Records contained in a dataset –
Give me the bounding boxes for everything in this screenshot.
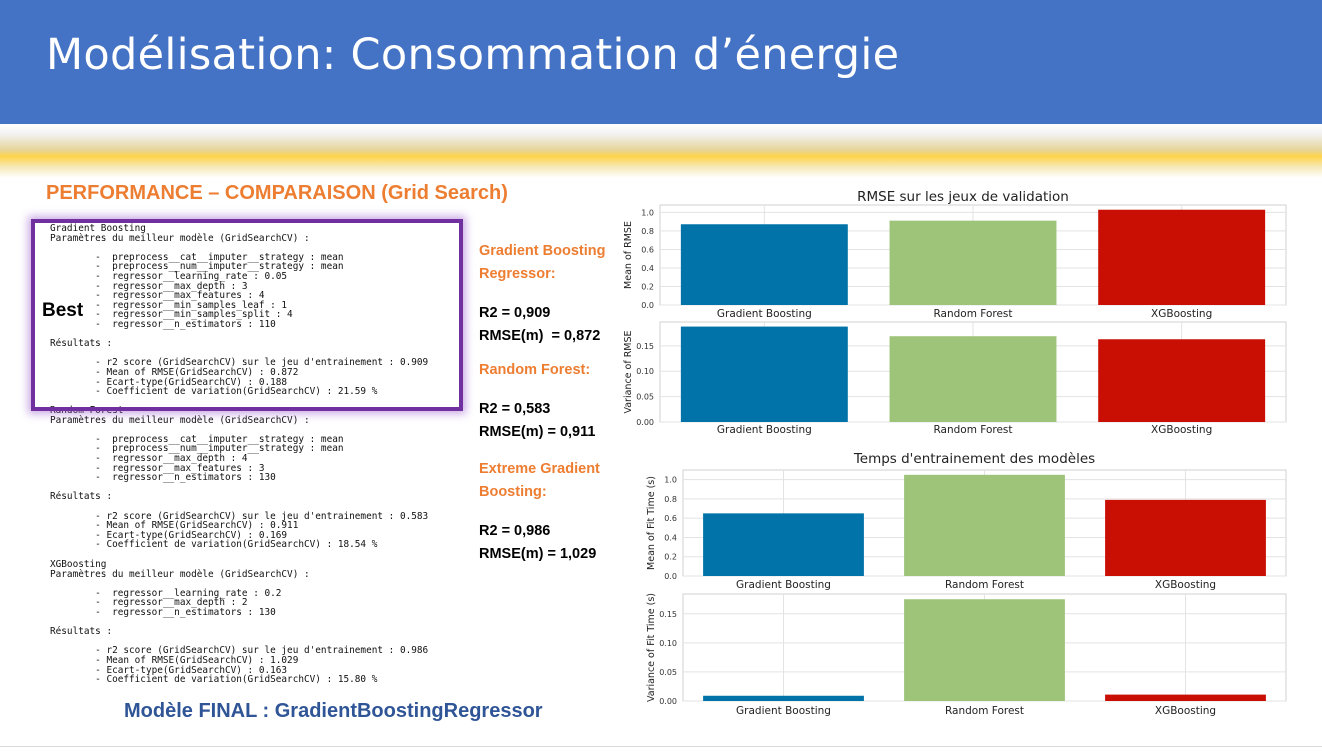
- y-tick-label: 0.4: [664, 533, 677, 542]
- y-tick-label: 0.0: [664, 572, 677, 581]
- chart-panel-4: 0.00 0.05 0.10 0.15 Gradient Boosting Random …: [646, 593, 1287, 717]
- chart-panel-3: 0.0 0.2 0.4 0.6 0.8 1.0 Gradient Boosting Rando…: [646, 451, 1287, 591]
- x-category-label: Gradient Boosting: [736, 579, 831, 591]
- x-category-label: XGBoosting: [1155, 705, 1216, 717]
- section-title: PERFORMANCE – COMPARAISON (Grid Search): [46, 182, 508, 204]
- chart-panel-1: 0.0 0.2 0.4 0.6 0.8 1.0 Gradient Boosting Rando…: [623, 189, 1287, 320]
- final-model-label: Modèle FINAL : GradientBoostingRegressor: [124, 700, 543, 722]
- y-axis-label: Mean of Fit Time (s): [646, 476, 657, 570]
- y-tick-label: 0.6: [664, 514, 677, 523]
- x-category-label: Random Forest: [933, 308, 1012, 320]
- best-model-highlight: [31, 219, 463, 411]
- bar-xgboosting: [1098, 339, 1266, 422]
- y-tick-label: 1.0: [664, 476, 677, 485]
- y-axis-label: Mean of RMSE: [623, 221, 634, 289]
- bar-xgboosting: [1098, 209, 1266, 305]
- bar-random-forest: [904, 599, 1065, 701]
- chart-panel-2: 0.00 0.05 0.10 0.15 Gradient Boosting Random …: [623, 321, 1287, 436]
- summary-name: Gradient Boosting Regressor:: [479, 243, 606, 282]
- y-axis-label: Variance of Fit Time (s): [646, 593, 657, 702]
- x-category-label: XGBoosting: [1151, 424, 1212, 436]
- bar-gradient-boosting: [703, 513, 864, 576]
- x-category-label: Gradient Boosting: [717, 424, 812, 436]
- x-category-label: Gradient Boosting: [736, 705, 831, 717]
- best-label: Best: [42, 300, 84, 321]
- bar-gradient-boosting: [703, 695, 864, 701]
- y-tick-label: 0.05: [659, 668, 677, 677]
- summary-name: Extreme Gradient Boosting:: [479, 461, 600, 500]
- bar-random-forest: [904, 474, 1065, 576]
- summary-r2: R2 = 0,986: [479, 523, 551, 539]
- x-category-label: Random Forest: [933, 424, 1012, 436]
- divider: [0, 746, 1322, 747]
- decorative-stripe: [0, 124, 1322, 178]
- summary-rmse: RMSE(m) = 0,872: [479, 328, 601, 344]
- random-forest-results-text: Random Forest Paramètres du meilleur mod…: [50, 405, 429, 551]
- summary-gradient-boosting: Gradient Boosting Regressor: R2 = 0,909 …: [479, 240, 629, 348]
- slide-title: Modélisation: Consommation d’énergie: [46, 30, 900, 80]
- y-tick-label: 0.10: [659, 639, 677, 648]
- chart-title: Temps d'entrainement des modèles: [853, 451, 1095, 467]
- y-tick-label: 0.00: [636, 418, 654, 427]
- summary-rmse: RMSE(m) = 0,911: [479, 424, 596, 440]
- y-tick-label: 0.4: [641, 264, 654, 273]
- y-tick-label: 0.2: [664, 553, 677, 562]
- y-tick-label: 0.6: [641, 245, 654, 254]
- y-tick-label: 0.8: [641, 227, 654, 236]
- summary-name: Random Forest:: [479, 362, 591, 378]
- summary-xgboosting: Extreme Gradient Boosting: R2 = 0,986 RM…: [479, 458, 629, 566]
- y-tick-label: 0.2: [641, 282, 654, 291]
- charts-area: 0.0 0.2 0.4 0.6 0.8 1.0 Gradient Boosting Rando…: [623, 189, 1287, 717]
- title-banner: Modélisation: Consommation d’énergie: [0, 0, 1322, 124]
- y-tick-label: 0.15: [659, 610, 677, 619]
- bar-random-forest: [889, 336, 1057, 422]
- xgboosting-results-text: XGBoosting Paramètres du meilleur modèle…: [50, 559, 429, 686]
- x-category-label: Gradient Boosting: [717, 308, 812, 320]
- y-tick-label: 0.00: [659, 697, 677, 706]
- summary-random-forest: Random Forest: R2 = 0,583 RMSE(m) = 0,91…: [479, 359, 629, 444]
- summary-rmse: RMSE(m) = 1,029: [479, 546, 597, 562]
- bar-gradient-boosting: [680, 326, 848, 422]
- x-category-label: Random Forest: [945, 705, 1024, 717]
- x-category-label: Random Forest: [945, 579, 1024, 591]
- y-tick-label: 0.05: [636, 393, 654, 402]
- bar-gradient-boosting: [680, 224, 848, 305]
- x-category-label: XGBoosting: [1155, 579, 1216, 591]
- bar-xgboosting: [1105, 694, 1266, 701]
- summary-r2: R2 = 0,909: [479, 305, 551, 321]
- y-tick-label: 0.10: [636, 367, 654, 376]
- y-tick-label: 1.0: [641, 208, 654, 217]
- y-tick-label: 0.8: [664, 495, 677, 504]
- y-tick-label: 0.15: [636, 342, 654, 351]
- gradient-boosting-results-text: Gradient Boosting Paramètres du meilleur…: [50, 223, 429, 398]
- x-category-label: XGBoosting: [1151, 308, 1212, 320]
- bar-xgboosting: [1105, 499, 1266, 576]
- chart-title: RMSE sur les jeux de validation: [857, 189, 1069, 205]
- y-axis-label: Variance of RMSE: [623, 330, 634, 413]
- bar-random-forest: [889, 220, 1057, 305]
- summary-r2: R2 = 0,583: [479, 401, 551, 417]
- y-tick-label: 0.0: [641, 301, 654, 310]
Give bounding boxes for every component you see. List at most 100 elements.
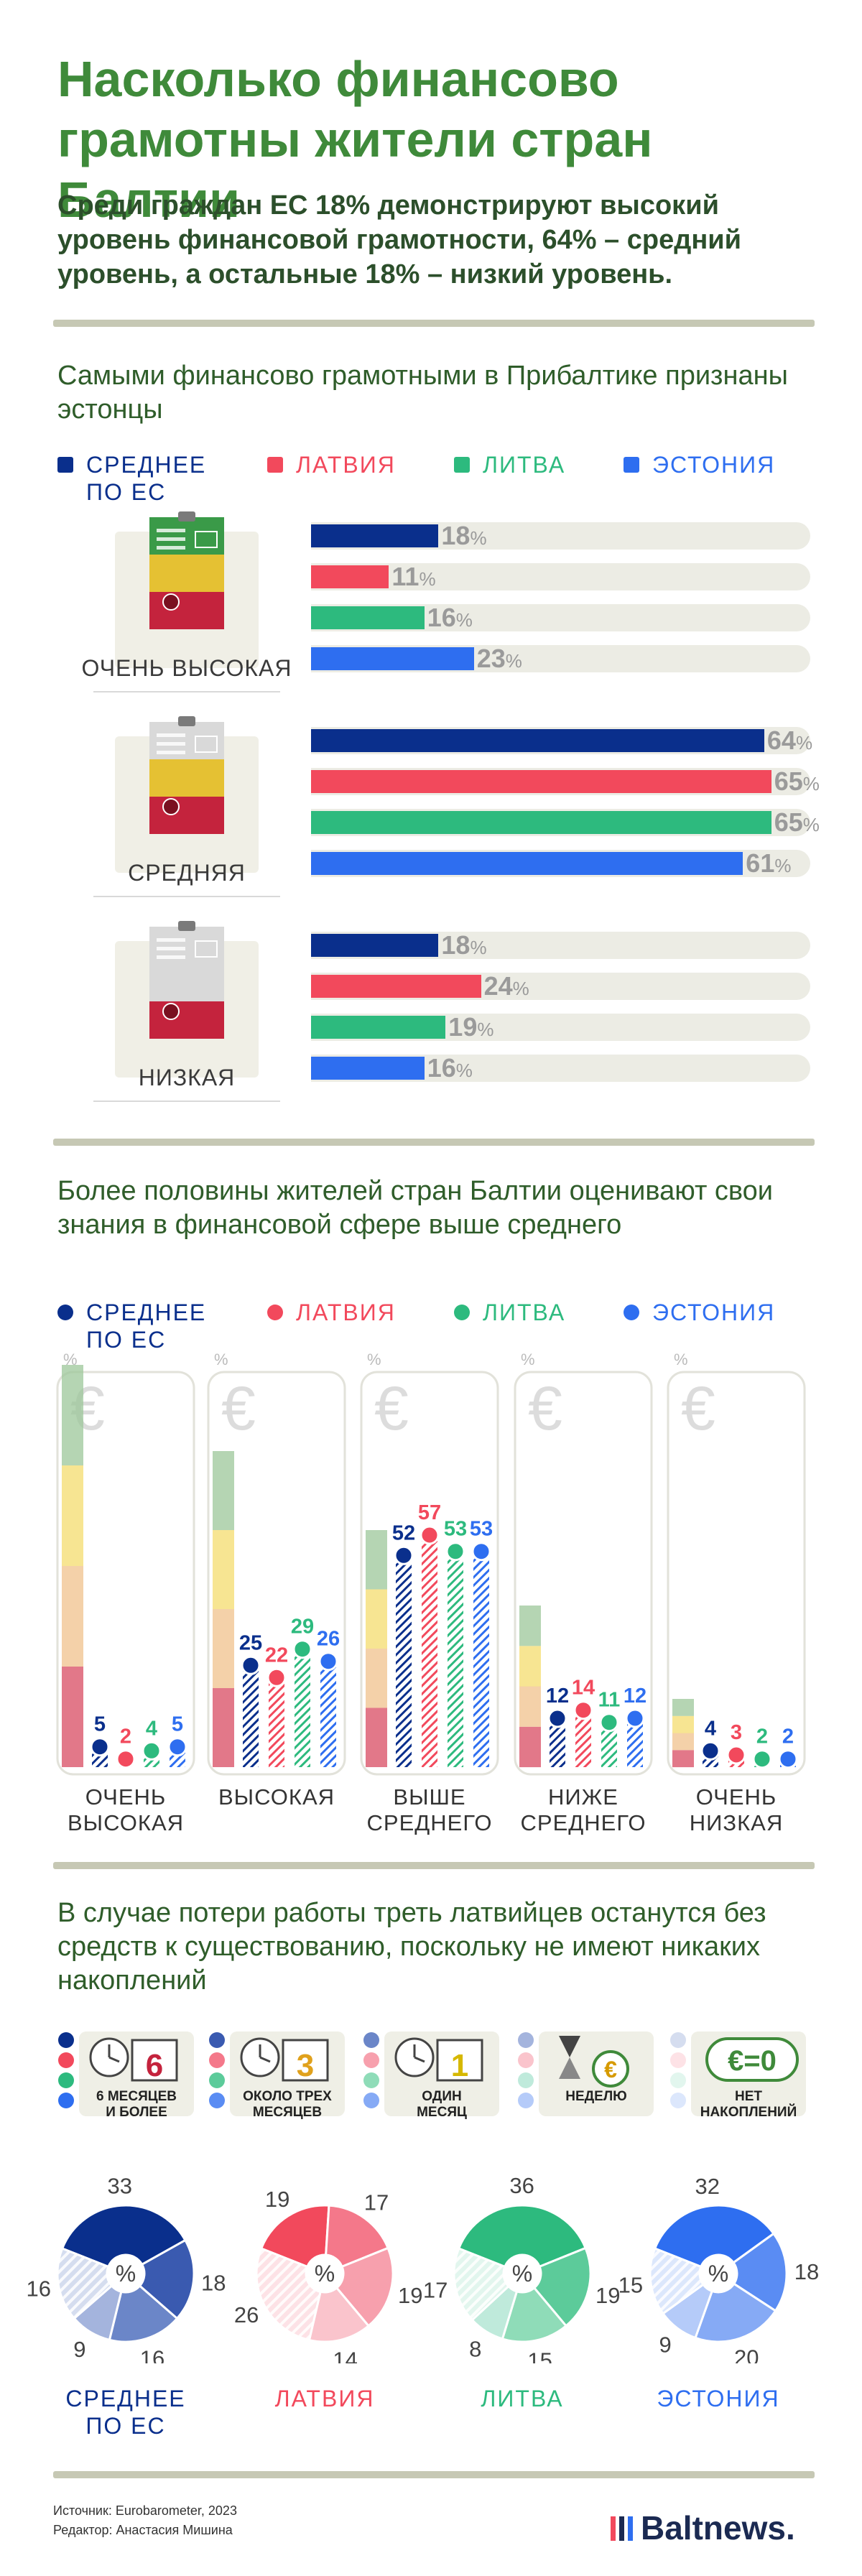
bar-value-label: 4 — [146, 1717, 157, 1740]
bar-value-label: 12 — [624, 1685, 646, 1708]
pie-value-label: 15 — [618, 2272, 643, 2297]
category-swatch — [670, 2032, 686, 2048]
level-underline — [93, 896, 280, 897]
legend-item-lt: ЛИТВА — [454, 1299, 565, 1326]
clipboard-icon — [115, 511, 259, 668]
pie-center-label: % — [512, 2261, 532, 2287]
euro-icon: € — [681, 1374, 715, 1443]
bar-value-label: 11% — [391, 563, 435, 593]
clipboard-icon — [115, 716, 259, 873]
category-swatch — [209, 2093, 225, 2108]
pie-slice-hatch — [57, 2248, 112, 2319]
decor-strip — [672, 1699, 694, 1716]
bar-value-label: 2 — [782, 1725, 794, 1748]
bar-value-number: 64 — [766, 726, 796, 755]
legend-label-ee: ЭСТОНИЯ — [652, 1299, 776, 1325]
panel-percent-label: % — [367, 1350, 381, 1368]
legend-swatch-lv — [267, 457, 283, 473]
bar-cap-dot — [267, 1667, 287, 1687]
bar-ee — [311, 852, 743, 875]
bar-value-unit: % — [802, 814, 820, 835]
category-label: СРЕДНЕГО — [521, 1810, 646, 1835]
category-label: ОДИН — [422, 2089, 461, 2104]
legend-swatch-eu — [57, 457, 73, 473]
pie-slice-hatch — [454, 2248, 509, 2320]
bar-value-label: 18% — [441, 932, 486, 961]
category-label: ОЧЕНЬ — [85, 1784, 167, 1810]
bar-cap-dot — [752, 1749, 772, 1769]
bar-value-label: 53 — [444, 1518, 467, 1541]
section2-heading: Более половины жителей стран Балтии оцен… — [57, 1176, 774, 1240]
title-line-2: грамотны жители стран Балтии — [57, 111, 653, 228]
calendar-number: 3 — [297, 2048, 314, 2083]
panel-percent-label: % — [521, 1350, 535, 1368]
euro-symbol: € — [604, 2057, 617, 2082]
pie-center — [107, 2255, 144, 2292]
section2-legend: СРЕДНЕЕ ПО ЕС ЛАТВИЯ ЛИТВА ЭСТОНИЯ — [57, 1299, 833, 1356]
calendar-number: 1 — [451, 2048, 468, 2083]
pie-center — [700, 2255, 737, 2292]
category-label: НИЗКАЯ — [690, 1810, 784, 1835]
bar-value-unit: % — [419, 568, 436, 590]
bar-eu — [396, 1555, 412, 1767]
legend-label-eu: СРЕДНЕЕ ПО ЕС — [86, 1299, 207, 1353]
brand-name: Baltnews. — [641, 2509, 795, 2547]
bar-value-unit: % — [477, 1019, 494, 1040]
bar-cap-dot — [142, 1741, 162, 1761]
legend-swatch-lv — [267, 1305, 283, 1320]
bar-value-label: 52 — [392, 1521, 415, 1544]
bar-value-label: 4 — [705, 1717, 716, 1740]
brand-bars-icon — [611, 2511, 635, 2550]
bar-value-label: 2 — [756, 1725, 768, 1748]
pie-slice-hatch — [256, 2248, 321, 2340]
decor-strip — [366, 1530, 387, 1590]
category-label: НАКОПЛЕНИЙ — [700, 2104, 797, 2120]
pie-value-label: 14 — [333, 2348, 357, 2363]
separator — [53, 1139, 815, 1146]
pie-center-label: % — [708, 2261, 728, 2287]
clipboard-icon — [115, 921, 259, 1078]
bar-lt — [311, 1016, 446, 1039]
bar-value-label: 16% — [427, 1055, 473, 1084]
category-swatch — [209, 2072, 225, 2088]
bar-value-number: 65 — [774, 766, 803, 796]
legend-label-ee: ЭСТОНИЯ — [652, 452, 776, 478]
pie-value-label: 8 — [469, 2336, 481, 2361]
category-swatch — [670, 2052, 686, 2068]
bar-value-unit: % — [470, 527, 487, 549]
bar-value-number: 18 — [441, 930, 471, 960]
bar-cap-dot — [599, 1713, 619, 1733]
decor-strip — [366, 1649, 387, 1708]
pie-value-label: 19 — [595, 2283, 620, 2308]
bar-cap-dot — [292, 1639, 312, 1659]
source-text: Источник: Eurobarometer, 2023 — [53, 2503, 237, 2518]
decor-strip — [672, 1733, 694, 1751]
bar-value-label: 22 — [265, 1644, 288, 1667]
separator — [53, 320, 815, 327]
vertical-bar-chart: %€52 4 5ОЧЕНЬВЫСОКАЯ%€25222926ВЫСОКАЯ%€525… — [56, 1350, 806, 1835]
bar-value-label: 65% — [774, 809, 820, 838]
category-swatch — [518, 2052, 534, 2068]
euro-icon: € — [374, 1374, 409, 1443]
pie-value-label: 9 — [659, 2332, 671, 2357]
legend-label-lv: ЛАТВИЯ — [296, 452, 396, 478]
section1-legend: СРЕДНЕЕ ПО ЕС ЛАТВИЯ ЛИТВА ЭСТОНИЯ — [57, 451, 833, 509]
panel-frame — [667, 1371, 806, 1776]
bar-ee — [473, 1551, 489, 1767]
euro-coin-icon — [592, 2050, 629, 2088]
bar-lv — [575, 1710, 591, 1767]
bar-cap-dot — [445, 1542, 465, 1562]
legend-label-lt: ЛИТВА — [483, 1299, 566, 1325]
panel-percent-label: % — [63, 1350, 78, 1368]
bar-value-label: 23% — [477, 645, 522, 675]
legend-label-eu: СРЕДНЕЕ ПО ЕС — [86, 452, 207, 505]
bar-value-number: 16 — [427, 1053, 456, 1083]
bar-value-unit: % — [455, 1060, 473, 1081]
legend-item-lv: ЛАТВИЯ — [267, 1299, 396, 1326]
legend-label-lt: ЛИТВА — [483, 452, 566, 478]
bar-cap-dot — [116, 1749, 136, 1769]
decor-strip — [519, 1606, 541, 1646]
bar-ee — [320, 1661, 336, 1767]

Short exercise –
Retype the part of the items above that opens with the line containing "- y-tick-label: 0.4: [664, 533, 677, 542]" and closes with the line containing "- summary-name: Gradient", keeping each line exactly as it appears.

Reply to the task –
- y-tick-label: 0.4: [664, 533, 677, 542]
- y-tick-label: 0.0: [664, 572, 677, 581]
- chart-panel-4: 0.00 0.05 0.10 0.15 Gradient Boosting Random …: [646, 593, 1287, 717]
- chart-panel-3: 0.0 0.2 0.4 0.6 0.8 1.0 Gradient Boosting Rando…: [646, 451, 1287, 591]
- x-category-label: Gradient Boosting: [736, 579, 831, 591]
- x-category-label: XGBoosting: [1155, 705, 1216, 717]
- section-title: PERFORMANCE – COMPARAISON (Grid Search): [46, 182, 508, 204]
- chart-panel-1: 0.0 0.2 0.4 0.6 0.8 1.0 Gradient Boosting Rando…: [623, 189, 1287, 320]
- final-model-label: Modèle FINAL : GradientBoostingRegressor: [124, 700, 543, 722]
- y-axis-label: Mean of Fit Time (s): [646, 476, 657, 570]
- y-tick-label: 0.6: [664, 514, 677, 523]
- x-category-label: Random Forest: [933, 308, 1012, 320]
- best-model-highlight: [31, 219, 463, 411]
- bar-xgboosting: [1098, 339, 1266, 422]
- y-tick-label: 1.0: [664, 476, 677, 485]
- y-axis-label: Mean of RMSE: [623, 221, 634, 289]
- bar-xgboosting: [1098, 209, 1266, 305]
- bar-random-forest: [904, 599, 1065, 701]
- chart-panel-2: 0.00 0.05 0.10 0.15 Gradient Boosting Random …: [623, 321, 1287, 436]
- summary-name: Gradient Boosting Regressor:: [479, 243, 606, 282]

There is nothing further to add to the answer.